> Work to complete: Identify all lines below that hold "feather" and collect them.

> Data for this exercise:
** begin **

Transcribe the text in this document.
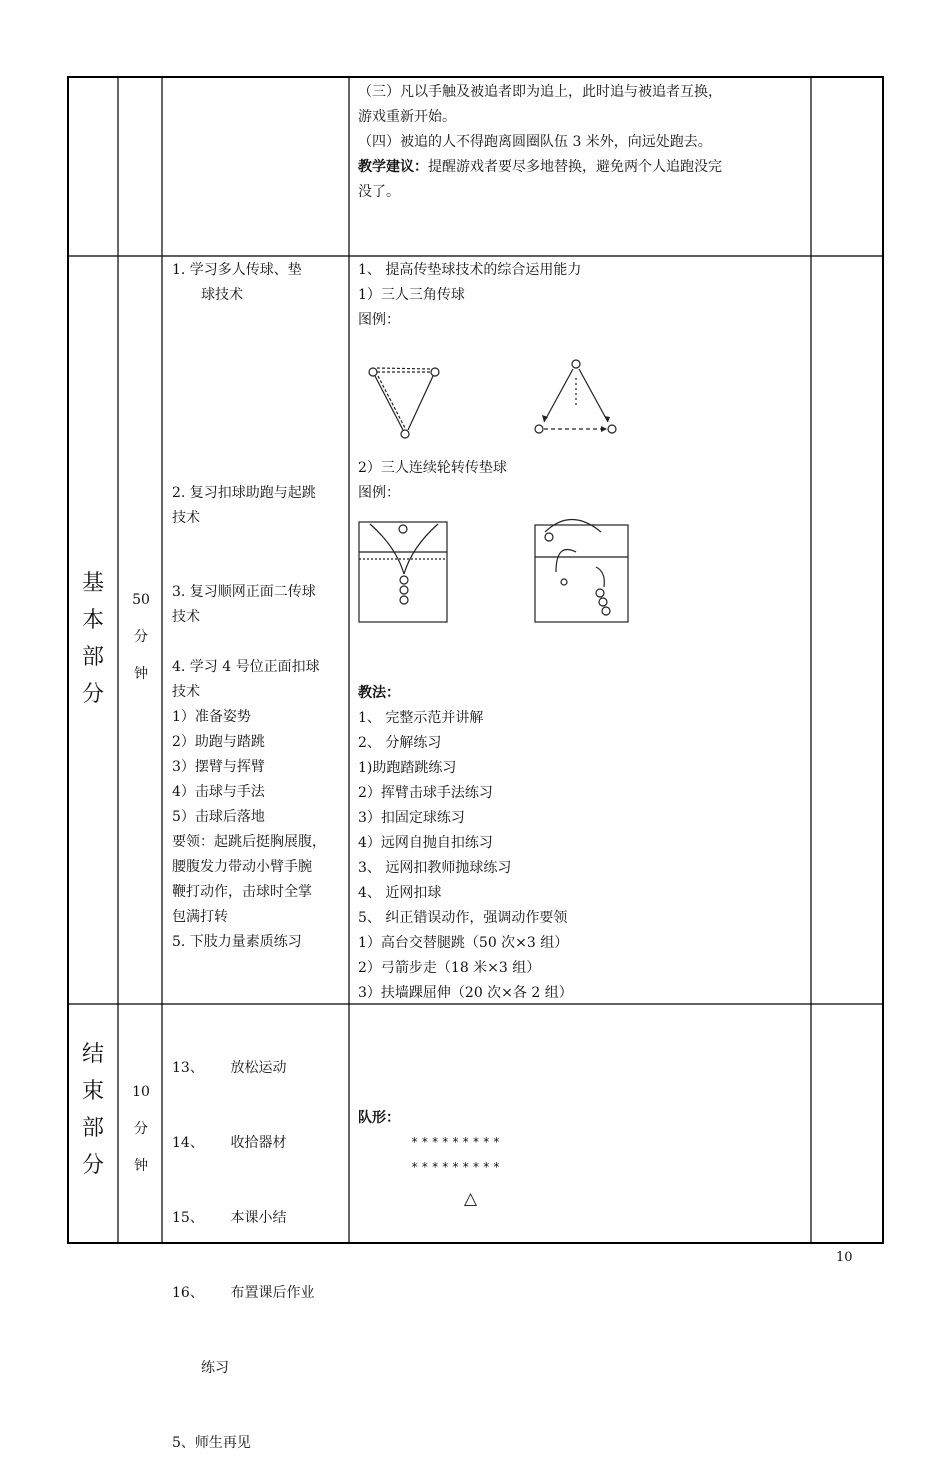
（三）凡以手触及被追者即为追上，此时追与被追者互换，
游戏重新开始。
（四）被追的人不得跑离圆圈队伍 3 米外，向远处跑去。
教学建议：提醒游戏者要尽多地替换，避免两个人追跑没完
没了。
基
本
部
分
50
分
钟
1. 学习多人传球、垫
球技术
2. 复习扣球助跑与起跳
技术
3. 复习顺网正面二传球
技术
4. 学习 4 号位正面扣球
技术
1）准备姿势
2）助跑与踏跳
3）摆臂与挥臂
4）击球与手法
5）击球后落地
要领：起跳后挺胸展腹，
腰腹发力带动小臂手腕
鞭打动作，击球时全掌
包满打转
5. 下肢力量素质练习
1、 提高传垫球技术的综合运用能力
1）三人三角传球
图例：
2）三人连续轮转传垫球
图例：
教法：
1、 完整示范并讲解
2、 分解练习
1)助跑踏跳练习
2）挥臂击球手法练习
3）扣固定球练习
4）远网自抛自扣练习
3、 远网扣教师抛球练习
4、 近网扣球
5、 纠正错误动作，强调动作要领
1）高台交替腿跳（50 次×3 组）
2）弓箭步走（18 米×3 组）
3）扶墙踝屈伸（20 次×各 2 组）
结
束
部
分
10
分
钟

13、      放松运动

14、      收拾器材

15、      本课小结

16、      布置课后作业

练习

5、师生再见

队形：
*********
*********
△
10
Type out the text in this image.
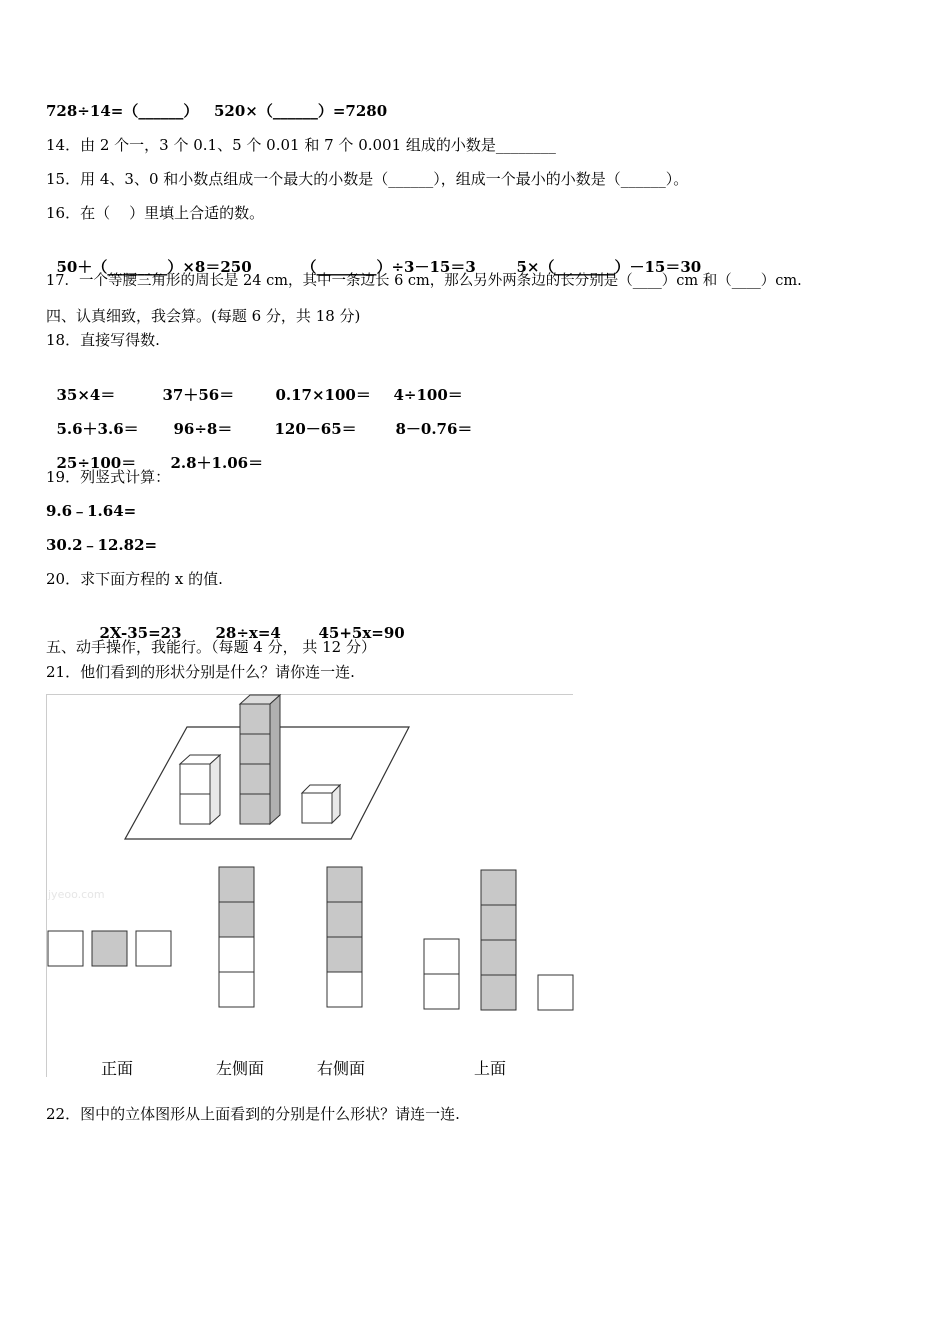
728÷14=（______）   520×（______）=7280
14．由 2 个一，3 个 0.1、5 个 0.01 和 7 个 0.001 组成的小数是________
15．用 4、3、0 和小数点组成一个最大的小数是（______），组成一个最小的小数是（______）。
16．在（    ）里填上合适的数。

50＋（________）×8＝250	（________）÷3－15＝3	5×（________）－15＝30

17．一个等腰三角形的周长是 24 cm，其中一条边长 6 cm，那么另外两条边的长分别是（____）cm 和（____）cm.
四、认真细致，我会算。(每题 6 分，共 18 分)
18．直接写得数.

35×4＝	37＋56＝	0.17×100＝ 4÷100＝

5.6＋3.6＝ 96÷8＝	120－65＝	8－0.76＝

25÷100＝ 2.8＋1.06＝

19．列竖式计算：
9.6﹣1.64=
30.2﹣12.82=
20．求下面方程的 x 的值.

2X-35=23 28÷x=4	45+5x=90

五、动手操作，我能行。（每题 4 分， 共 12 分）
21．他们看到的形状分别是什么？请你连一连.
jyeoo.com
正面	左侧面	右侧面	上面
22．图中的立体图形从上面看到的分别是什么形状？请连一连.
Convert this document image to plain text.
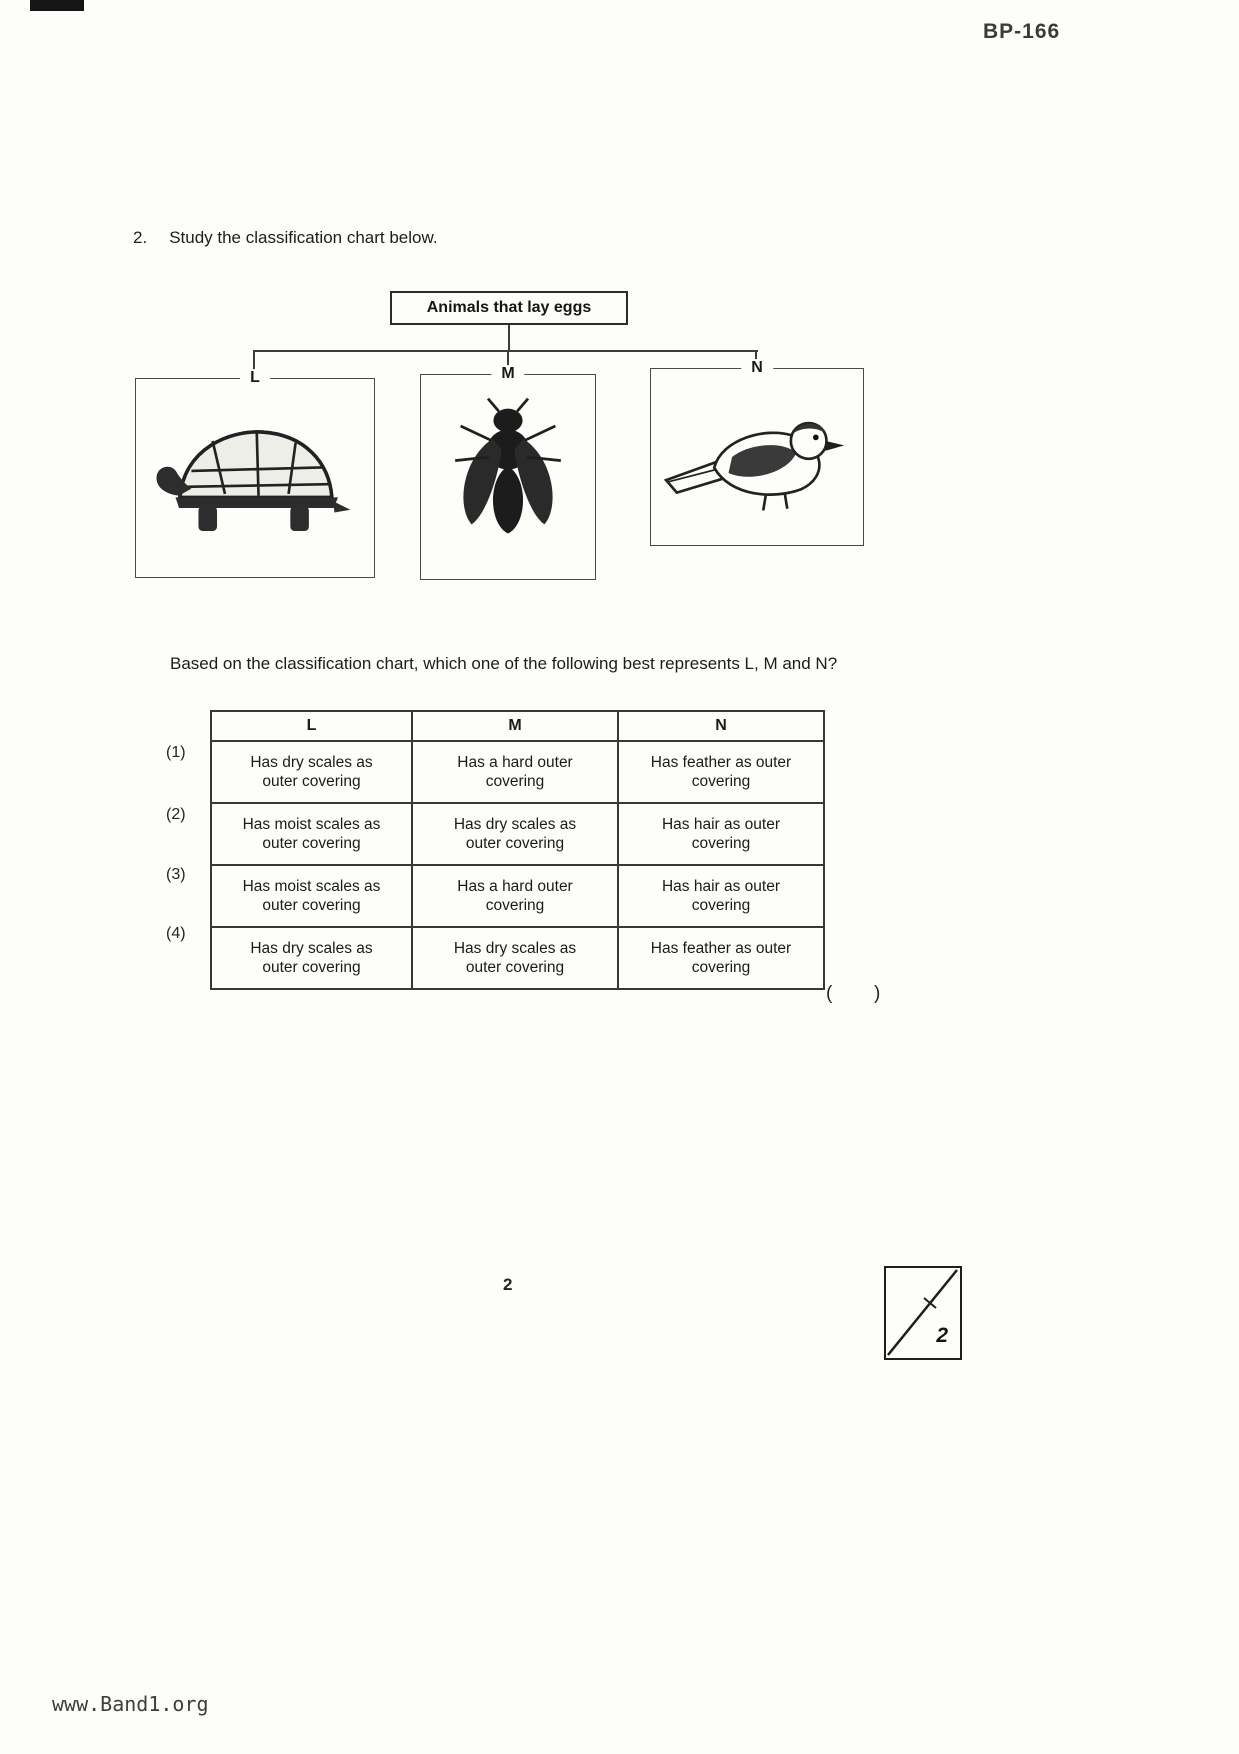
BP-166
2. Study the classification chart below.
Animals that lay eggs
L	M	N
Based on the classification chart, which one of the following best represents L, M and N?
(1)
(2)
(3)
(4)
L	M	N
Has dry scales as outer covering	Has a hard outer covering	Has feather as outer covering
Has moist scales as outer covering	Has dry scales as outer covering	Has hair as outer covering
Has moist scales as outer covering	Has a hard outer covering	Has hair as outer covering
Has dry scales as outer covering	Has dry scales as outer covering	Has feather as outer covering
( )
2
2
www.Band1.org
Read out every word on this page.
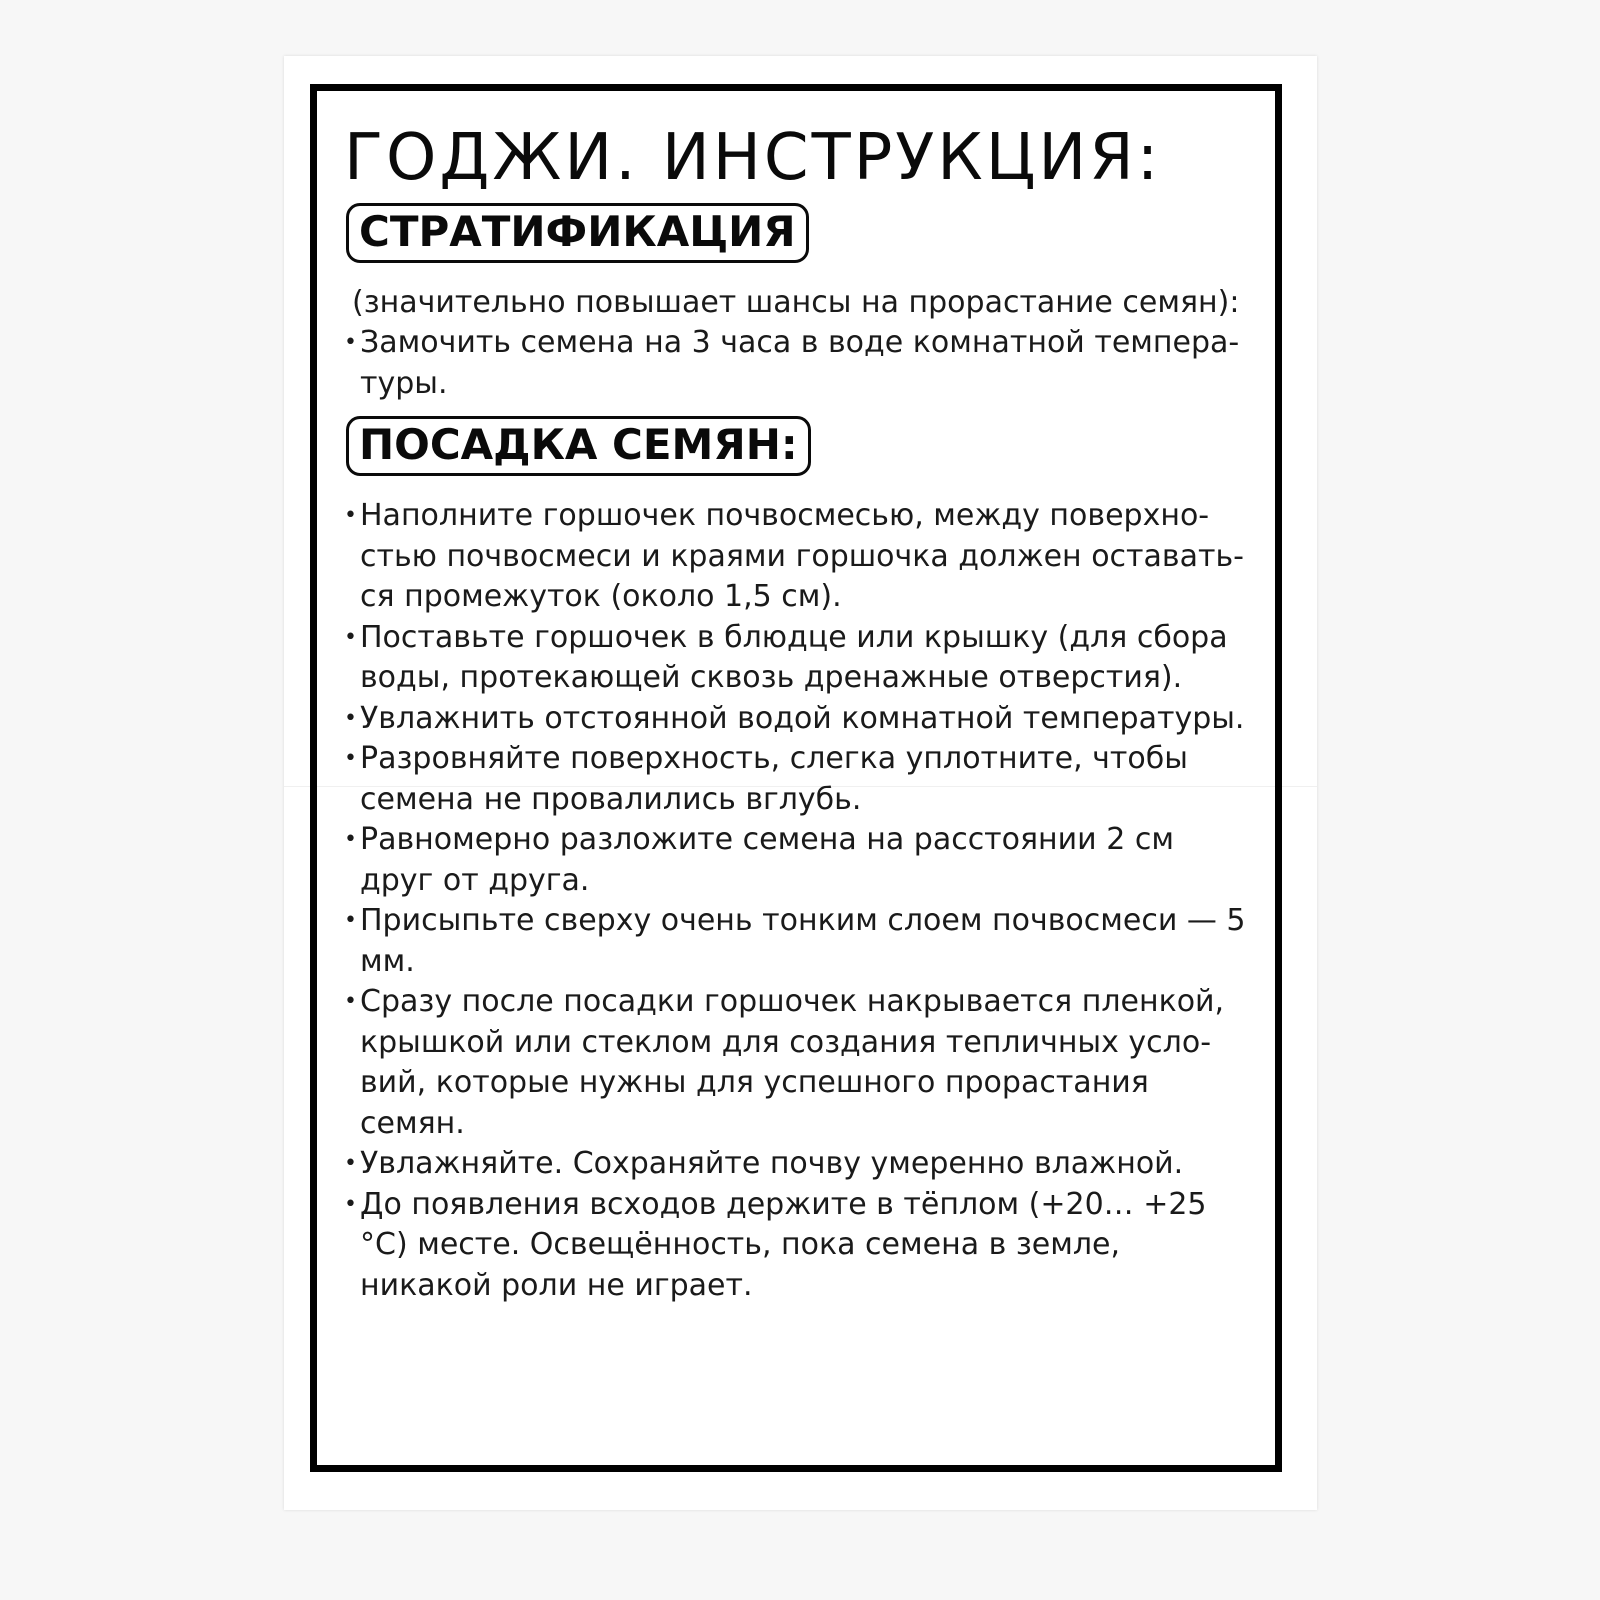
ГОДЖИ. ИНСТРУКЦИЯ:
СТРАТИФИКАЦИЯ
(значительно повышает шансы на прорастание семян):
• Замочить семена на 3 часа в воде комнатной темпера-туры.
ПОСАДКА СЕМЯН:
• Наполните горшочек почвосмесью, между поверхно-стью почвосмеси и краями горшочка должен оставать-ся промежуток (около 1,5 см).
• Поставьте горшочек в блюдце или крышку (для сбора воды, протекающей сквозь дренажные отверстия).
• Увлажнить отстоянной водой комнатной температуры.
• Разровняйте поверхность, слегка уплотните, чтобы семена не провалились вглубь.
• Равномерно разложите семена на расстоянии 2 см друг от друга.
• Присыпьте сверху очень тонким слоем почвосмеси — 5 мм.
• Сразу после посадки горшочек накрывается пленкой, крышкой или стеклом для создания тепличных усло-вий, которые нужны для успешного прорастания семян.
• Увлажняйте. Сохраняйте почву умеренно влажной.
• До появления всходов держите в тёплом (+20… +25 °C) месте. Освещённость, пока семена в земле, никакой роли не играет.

** end **

> Task result:
Has dry scales as outer covering	Has a hard outer covering	Has feather as outer covering
Has dry scales as outer covering	Has dry scales as outer covering	Has feather as outer covering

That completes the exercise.